Count every line that holds the string "SHIPPING", and report the number alone.

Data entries

· · · ·

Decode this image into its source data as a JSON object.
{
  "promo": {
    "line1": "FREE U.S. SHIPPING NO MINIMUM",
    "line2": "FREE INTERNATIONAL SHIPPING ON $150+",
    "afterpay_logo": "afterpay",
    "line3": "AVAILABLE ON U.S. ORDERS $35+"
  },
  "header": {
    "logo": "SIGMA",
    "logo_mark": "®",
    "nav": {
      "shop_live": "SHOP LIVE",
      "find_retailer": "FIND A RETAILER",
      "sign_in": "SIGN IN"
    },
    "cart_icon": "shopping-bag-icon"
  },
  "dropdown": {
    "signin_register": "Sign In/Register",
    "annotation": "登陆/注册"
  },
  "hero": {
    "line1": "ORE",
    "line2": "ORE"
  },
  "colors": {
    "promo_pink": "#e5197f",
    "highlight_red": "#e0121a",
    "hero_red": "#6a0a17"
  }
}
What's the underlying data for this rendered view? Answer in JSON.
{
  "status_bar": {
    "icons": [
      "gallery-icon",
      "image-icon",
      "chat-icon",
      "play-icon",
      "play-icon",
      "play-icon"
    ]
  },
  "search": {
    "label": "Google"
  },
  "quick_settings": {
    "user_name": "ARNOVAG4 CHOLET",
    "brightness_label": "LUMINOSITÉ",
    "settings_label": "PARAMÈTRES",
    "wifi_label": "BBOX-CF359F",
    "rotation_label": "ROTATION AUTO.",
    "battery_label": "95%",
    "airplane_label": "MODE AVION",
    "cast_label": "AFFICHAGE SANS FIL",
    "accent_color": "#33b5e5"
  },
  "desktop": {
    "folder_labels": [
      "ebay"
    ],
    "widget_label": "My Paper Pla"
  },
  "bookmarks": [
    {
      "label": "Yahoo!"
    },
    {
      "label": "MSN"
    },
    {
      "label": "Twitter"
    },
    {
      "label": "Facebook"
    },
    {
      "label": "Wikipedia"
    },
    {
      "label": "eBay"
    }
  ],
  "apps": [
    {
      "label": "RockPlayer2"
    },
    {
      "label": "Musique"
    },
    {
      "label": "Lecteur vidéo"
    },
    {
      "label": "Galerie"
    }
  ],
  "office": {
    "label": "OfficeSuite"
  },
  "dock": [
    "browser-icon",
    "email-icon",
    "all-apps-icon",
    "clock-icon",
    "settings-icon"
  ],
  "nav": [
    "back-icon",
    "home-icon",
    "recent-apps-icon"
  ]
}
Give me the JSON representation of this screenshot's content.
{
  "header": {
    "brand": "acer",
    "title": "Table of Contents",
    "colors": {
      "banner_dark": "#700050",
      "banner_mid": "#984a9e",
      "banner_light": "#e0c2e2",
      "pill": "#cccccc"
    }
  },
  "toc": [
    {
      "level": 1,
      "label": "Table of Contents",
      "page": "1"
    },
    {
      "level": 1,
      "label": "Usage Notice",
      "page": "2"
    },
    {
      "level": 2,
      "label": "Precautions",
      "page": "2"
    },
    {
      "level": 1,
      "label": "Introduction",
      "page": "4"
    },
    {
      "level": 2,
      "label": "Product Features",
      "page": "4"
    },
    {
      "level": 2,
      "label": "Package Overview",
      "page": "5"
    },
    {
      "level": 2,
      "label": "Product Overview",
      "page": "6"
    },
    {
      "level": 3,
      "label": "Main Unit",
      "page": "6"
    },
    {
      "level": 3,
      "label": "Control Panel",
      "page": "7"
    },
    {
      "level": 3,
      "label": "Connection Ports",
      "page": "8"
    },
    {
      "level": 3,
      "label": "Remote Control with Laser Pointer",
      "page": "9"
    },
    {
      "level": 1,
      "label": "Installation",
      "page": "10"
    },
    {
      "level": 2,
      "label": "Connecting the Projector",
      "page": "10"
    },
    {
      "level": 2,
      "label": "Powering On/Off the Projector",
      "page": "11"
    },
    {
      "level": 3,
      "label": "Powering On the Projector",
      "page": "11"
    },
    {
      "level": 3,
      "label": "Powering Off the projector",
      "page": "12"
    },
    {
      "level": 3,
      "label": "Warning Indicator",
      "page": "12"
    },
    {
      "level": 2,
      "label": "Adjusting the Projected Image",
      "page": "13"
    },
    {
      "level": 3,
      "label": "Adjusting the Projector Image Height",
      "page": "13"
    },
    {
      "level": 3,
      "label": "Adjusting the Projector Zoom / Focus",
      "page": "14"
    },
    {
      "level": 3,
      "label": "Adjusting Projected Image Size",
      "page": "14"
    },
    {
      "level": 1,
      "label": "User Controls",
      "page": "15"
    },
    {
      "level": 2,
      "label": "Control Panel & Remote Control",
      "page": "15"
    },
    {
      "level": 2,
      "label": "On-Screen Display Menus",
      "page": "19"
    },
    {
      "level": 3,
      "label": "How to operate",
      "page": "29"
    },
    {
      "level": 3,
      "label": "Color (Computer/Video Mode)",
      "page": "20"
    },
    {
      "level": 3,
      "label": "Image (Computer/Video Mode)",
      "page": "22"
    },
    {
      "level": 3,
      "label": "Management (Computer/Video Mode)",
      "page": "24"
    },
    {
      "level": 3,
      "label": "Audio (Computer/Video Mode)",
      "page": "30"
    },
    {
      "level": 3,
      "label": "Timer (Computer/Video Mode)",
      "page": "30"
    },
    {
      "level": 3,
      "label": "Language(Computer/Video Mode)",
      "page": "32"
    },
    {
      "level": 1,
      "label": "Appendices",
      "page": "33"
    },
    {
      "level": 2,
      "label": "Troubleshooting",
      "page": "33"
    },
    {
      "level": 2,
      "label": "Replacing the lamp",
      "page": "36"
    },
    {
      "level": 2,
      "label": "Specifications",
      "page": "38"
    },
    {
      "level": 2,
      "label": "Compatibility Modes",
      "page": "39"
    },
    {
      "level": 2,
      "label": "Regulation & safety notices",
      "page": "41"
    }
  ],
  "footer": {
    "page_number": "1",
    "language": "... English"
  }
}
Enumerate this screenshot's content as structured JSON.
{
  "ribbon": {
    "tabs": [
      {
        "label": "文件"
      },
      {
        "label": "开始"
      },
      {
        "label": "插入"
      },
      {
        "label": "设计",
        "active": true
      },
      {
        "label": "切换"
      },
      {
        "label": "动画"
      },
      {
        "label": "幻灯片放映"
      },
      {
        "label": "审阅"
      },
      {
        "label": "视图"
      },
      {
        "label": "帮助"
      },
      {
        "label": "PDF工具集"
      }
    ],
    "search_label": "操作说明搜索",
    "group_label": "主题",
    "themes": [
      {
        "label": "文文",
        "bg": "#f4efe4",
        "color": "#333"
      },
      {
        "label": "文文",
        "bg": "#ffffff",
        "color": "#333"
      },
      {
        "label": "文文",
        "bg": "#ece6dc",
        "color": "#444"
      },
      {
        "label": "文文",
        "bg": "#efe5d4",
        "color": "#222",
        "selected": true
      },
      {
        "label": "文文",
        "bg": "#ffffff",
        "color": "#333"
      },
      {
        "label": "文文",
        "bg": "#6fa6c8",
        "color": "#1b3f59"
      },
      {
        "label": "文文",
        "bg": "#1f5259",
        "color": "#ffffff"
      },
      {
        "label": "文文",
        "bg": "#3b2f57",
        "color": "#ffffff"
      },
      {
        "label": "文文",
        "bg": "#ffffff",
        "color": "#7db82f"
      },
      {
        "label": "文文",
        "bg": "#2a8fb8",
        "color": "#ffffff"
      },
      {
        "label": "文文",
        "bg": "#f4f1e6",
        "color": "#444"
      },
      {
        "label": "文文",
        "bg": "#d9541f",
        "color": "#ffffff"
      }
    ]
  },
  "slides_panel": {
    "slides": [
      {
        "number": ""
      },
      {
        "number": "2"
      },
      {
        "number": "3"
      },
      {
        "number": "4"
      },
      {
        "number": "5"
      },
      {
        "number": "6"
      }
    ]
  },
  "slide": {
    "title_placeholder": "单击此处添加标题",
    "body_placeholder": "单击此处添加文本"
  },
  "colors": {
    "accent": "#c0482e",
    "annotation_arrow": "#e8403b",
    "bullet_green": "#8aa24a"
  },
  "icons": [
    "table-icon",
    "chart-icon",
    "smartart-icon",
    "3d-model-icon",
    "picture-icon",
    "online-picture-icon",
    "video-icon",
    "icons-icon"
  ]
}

· · · ·

• _Output of the task_
2